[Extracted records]

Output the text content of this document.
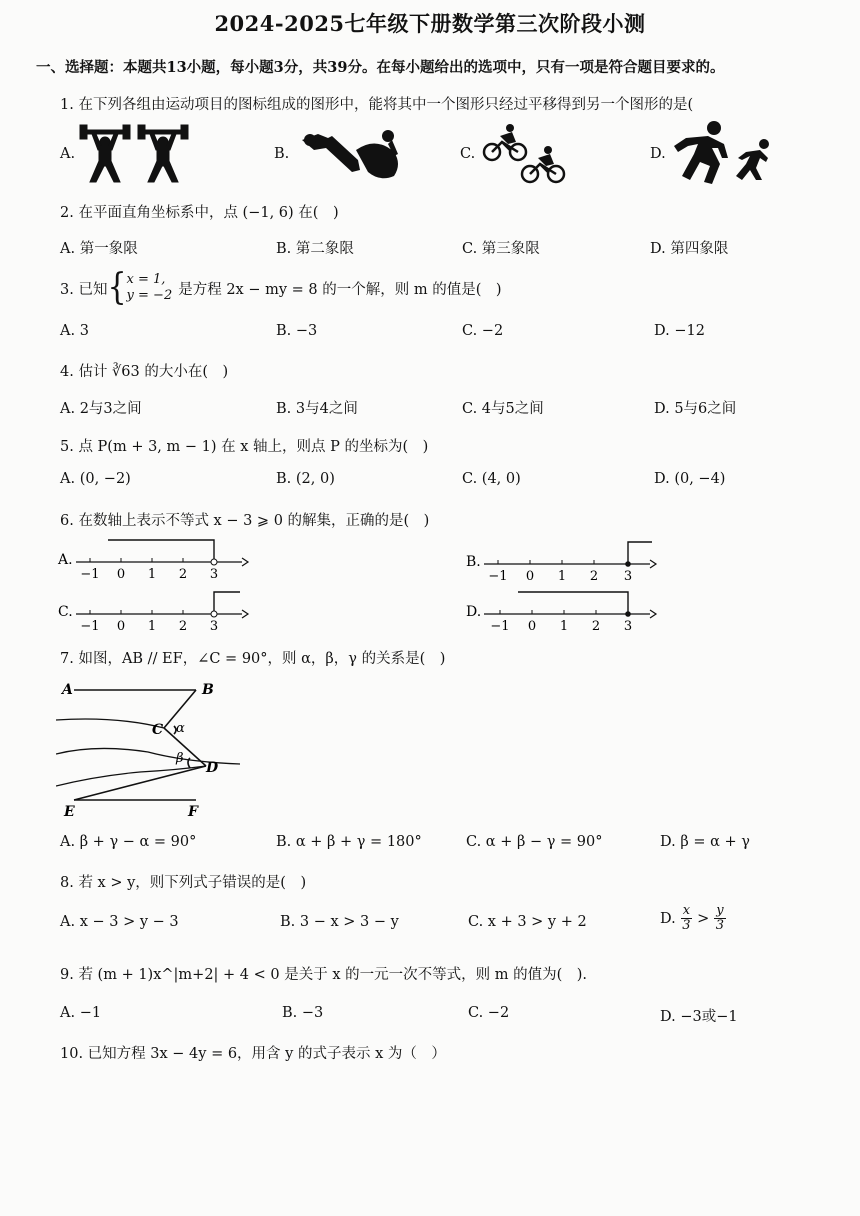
2024-2025七年级下册数学第三次阶段小测
一、选择题：本题共13小题，每小题3分，共39分。在每小题给出的选项中，只有一项是符合题目要求的。
1. 在下列各组由运动项目的图标组成的图形中，能将其中一个图形只经过平移得到另一个图形的是(
A.	B.	C.	D.
2. 在平面直角坐标系中，点 (−1, 6) 在(　)
A. 第一象限	B. 第二象限	C. 第三象限	D. 第四象限
3. 已知 { x = 1,
y = −2 是方程 2x − my = 8 的一个解，则 m 的值是(　)
A. 3	B. −3	C. −2	D. −12
4. 估计 ∛63 的大小在(　)
A. 2与3之间	B. 3与4之间	C. 4与5之间	D. 5与6之间
5. 点 P(m + 3, m − 1) 在 x 轴上，则点 P 的坐标为(　)
A. (0, −2)	B. (2, 0)	C. (4, 0)	D. (0, −4)
6. 在数轴上表示不等式 x − 3 ⩾ 0 的解集，正确的是(　)
A.
−1 0 1 2 3
B.
−1 0 1 2 3
C.
−1 0 1 2 3
D.
−1 0 1 2 3
7. 如图，AB // EF，∠C = 90°，则 α，β，γ 的关系是(　)
A	B
C
D
E	F
α
β
A. β + γ − α = 90°	B. α + β + γ = 180°	C. α + β − γ = 90°	D. β = α + γ
8. 若 x > y，则下列式子错误的是(　)
A. x − 3 > y − 3	B. 3 − x > 3 − y	C. x + 3 > y + 2	D. $\frac{x}{3} > \frac{y}{3}$
9. 若 (m + 1)x^|m+2| + 4 < 0 是关于 x 的一元一次不等式，则 m 的值为(　).
A. −1	B. −3	C. −2	D. −3或−1
10. 已知方程 3x − 4y = 6，用含 y 的式子表示 x 为（　）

▶ _What you need to do_: Please repeat the entries exactly. Do not include the pictures.

▶ _Finished exercise_:
Output the text content of this document.
2024-2025七年级下册数学第三次阶段小测
一、选择题：本题共13小题，每小题3分，共39分。在每小题给出的选项中，只有一项是符合题目要求的。
1. 在下列各组由运动项目的图标组成的图形中，能将其中一个图形只经过平移得到另一个图形的是(
A.	B.	C.	D.
2. 在平面直角坐标系中，点 (−1, 6) 在(　)
A. 第一象限	B. 第二象限	C. 第三象限	D. 第四象限
3. 已知 { x = 1,
y = −2 是方程 2x − my = 8 的一个解，则 m 的值是(　)
A. 3	B. −3	C. −2	D. −12
4. 估计 ∛63 的大小在(　)
A. 2与3之间	B. 3与4之间	C. 4与5之间	D. 5与6之间
5. 点 P(m + 3, m − 1) 在 x 轴上，则点 P 的坐标为(　)
A. (0, −2)	B. (2, 0)	C. (4, 0)	D. (0, −4)
6. 在数轴上表示不等式 x − 3 ⩾ 0 的解集，正确的是(　)
A.
−1 0 1 2 3
B.
−1 0 1 2 3
C.
−1 0 1 2 3
D.
−1 0 1 2 3
7. 如图，AB // EF，∠C = 90°，则 α，β，γ 的关系是(　)
A	B
C
D
E	F
α
β
A. β + γ − α = 90°	B. α + β + γ = 180°	C. α + β − γ = 90°	D. β = α + γ
8. 若 x > y，则下列式子错误的是(　)
A. x − 3 > y − 3	B. 3 − x > 3 − y	C. x + 3 > y + 2	D. $\frac{x}{3} > \frac{y}{3}$
9. 若 (m + 1)x^|m+2| + 4 < 0 是关于 x 的一元一次不等式，则 m 的值为(　).
A. −1	B. −3	C. −2	D. −3或−1
10. 已知方程 3x − 4y = 6，用含 y 的式子表示 x 为（　）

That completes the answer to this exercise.